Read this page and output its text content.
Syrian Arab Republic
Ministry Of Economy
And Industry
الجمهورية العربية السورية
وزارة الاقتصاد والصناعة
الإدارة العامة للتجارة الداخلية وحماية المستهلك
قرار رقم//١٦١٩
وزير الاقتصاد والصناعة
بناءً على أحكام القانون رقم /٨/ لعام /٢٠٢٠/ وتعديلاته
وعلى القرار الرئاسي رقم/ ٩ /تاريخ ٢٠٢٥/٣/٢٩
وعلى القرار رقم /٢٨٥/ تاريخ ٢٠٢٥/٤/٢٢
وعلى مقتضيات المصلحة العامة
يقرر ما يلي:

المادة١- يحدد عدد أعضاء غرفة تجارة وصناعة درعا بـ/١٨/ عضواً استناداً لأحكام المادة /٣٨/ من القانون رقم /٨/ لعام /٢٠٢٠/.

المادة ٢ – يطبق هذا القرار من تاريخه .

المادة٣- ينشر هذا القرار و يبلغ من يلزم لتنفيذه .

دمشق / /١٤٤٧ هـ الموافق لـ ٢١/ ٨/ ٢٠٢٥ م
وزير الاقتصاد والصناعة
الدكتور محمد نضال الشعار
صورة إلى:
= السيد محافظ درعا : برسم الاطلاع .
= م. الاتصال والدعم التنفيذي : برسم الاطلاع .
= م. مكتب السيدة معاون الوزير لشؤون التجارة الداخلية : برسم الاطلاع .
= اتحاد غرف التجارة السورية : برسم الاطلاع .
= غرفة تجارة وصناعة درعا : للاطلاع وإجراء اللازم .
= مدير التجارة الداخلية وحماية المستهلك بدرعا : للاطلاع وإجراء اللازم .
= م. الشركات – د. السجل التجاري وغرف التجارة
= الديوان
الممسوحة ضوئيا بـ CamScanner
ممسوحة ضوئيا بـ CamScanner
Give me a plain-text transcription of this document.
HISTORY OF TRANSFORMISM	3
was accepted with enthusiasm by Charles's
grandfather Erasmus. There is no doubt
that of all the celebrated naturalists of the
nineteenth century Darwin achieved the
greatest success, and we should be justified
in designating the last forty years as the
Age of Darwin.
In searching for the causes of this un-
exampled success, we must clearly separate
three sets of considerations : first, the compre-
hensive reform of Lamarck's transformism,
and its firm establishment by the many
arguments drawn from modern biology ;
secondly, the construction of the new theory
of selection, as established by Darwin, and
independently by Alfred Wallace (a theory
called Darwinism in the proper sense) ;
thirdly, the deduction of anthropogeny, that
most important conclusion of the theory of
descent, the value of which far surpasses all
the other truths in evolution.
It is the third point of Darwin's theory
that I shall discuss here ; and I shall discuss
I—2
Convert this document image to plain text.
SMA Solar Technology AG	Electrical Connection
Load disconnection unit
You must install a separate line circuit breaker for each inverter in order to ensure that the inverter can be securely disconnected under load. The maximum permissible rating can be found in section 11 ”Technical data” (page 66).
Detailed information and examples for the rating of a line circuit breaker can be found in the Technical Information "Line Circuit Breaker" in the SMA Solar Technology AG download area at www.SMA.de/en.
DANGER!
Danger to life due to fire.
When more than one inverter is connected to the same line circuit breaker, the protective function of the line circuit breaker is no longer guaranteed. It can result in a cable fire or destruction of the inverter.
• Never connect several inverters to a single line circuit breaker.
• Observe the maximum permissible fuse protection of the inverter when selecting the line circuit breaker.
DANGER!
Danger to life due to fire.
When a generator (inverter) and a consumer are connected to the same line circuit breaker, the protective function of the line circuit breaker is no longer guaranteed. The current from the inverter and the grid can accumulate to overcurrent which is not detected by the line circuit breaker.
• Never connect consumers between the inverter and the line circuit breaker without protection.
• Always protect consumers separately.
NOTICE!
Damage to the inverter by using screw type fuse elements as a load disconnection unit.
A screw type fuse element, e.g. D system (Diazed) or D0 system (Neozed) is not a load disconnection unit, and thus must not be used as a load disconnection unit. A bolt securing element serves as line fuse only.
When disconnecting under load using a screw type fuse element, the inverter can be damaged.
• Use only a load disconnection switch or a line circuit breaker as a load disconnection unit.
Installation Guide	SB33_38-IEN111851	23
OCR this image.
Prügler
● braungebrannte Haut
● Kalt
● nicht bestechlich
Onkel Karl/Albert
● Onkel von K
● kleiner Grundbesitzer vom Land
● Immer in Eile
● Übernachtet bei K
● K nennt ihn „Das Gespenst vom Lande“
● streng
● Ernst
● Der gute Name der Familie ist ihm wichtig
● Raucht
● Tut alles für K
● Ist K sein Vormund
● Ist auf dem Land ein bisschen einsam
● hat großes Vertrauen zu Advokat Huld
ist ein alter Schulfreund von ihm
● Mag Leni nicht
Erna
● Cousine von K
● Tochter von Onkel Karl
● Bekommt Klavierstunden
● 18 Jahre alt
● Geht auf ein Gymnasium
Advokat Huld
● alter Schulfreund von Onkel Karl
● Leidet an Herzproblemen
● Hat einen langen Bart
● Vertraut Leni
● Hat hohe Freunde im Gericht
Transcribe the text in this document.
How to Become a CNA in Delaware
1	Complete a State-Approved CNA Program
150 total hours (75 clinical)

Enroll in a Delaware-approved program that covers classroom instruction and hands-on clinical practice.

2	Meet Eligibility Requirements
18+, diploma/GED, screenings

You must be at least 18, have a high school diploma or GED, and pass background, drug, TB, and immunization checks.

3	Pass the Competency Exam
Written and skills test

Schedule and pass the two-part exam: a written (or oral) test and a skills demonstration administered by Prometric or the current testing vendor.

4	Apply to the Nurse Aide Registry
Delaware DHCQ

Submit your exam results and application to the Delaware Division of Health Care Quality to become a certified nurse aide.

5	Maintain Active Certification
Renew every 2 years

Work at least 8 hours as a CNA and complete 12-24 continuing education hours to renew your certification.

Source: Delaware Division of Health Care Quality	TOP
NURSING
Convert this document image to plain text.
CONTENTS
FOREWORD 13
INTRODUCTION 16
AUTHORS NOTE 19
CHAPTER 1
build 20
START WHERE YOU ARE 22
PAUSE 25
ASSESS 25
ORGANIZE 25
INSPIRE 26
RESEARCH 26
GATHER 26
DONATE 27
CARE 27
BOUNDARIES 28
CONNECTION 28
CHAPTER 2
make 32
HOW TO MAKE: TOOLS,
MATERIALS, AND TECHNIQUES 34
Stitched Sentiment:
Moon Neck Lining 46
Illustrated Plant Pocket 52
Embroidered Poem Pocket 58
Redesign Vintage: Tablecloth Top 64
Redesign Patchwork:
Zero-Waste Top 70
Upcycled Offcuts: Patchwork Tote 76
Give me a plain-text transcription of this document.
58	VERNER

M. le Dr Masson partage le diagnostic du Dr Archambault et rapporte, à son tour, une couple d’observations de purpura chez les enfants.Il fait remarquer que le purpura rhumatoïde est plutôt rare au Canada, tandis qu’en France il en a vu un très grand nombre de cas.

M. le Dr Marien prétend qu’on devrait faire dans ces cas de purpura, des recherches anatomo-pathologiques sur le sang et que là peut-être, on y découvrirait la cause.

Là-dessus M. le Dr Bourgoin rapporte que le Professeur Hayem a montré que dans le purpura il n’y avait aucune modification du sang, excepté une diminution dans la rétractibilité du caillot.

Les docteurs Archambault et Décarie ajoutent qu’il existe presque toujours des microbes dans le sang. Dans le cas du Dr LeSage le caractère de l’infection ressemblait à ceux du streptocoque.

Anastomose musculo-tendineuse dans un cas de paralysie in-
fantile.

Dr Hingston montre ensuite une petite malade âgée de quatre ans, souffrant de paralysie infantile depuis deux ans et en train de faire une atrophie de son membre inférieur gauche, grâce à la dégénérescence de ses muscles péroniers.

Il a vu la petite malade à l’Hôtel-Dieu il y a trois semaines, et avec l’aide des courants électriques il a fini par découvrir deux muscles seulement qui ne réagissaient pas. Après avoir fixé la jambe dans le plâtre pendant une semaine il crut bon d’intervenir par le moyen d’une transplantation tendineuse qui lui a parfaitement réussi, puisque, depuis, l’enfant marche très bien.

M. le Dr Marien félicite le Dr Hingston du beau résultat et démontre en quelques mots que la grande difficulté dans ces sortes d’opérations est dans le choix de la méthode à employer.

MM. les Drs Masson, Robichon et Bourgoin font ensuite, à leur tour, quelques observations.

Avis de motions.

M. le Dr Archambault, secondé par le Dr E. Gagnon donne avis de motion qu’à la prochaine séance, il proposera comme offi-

DIRECTION => Every line of the records that includes the word "permissible" should be gathered.

CORRECT ANSWER =>
You must install a separate line circuit breaker for each inverter in order to ensure that the inverter can be securely disconnected under load. The maximum permissible rating can be found in section 11 ”Technical data” (page 66).
• Observe the maximum permissible fuse protection of the inverter when selecting the line circuit breaker.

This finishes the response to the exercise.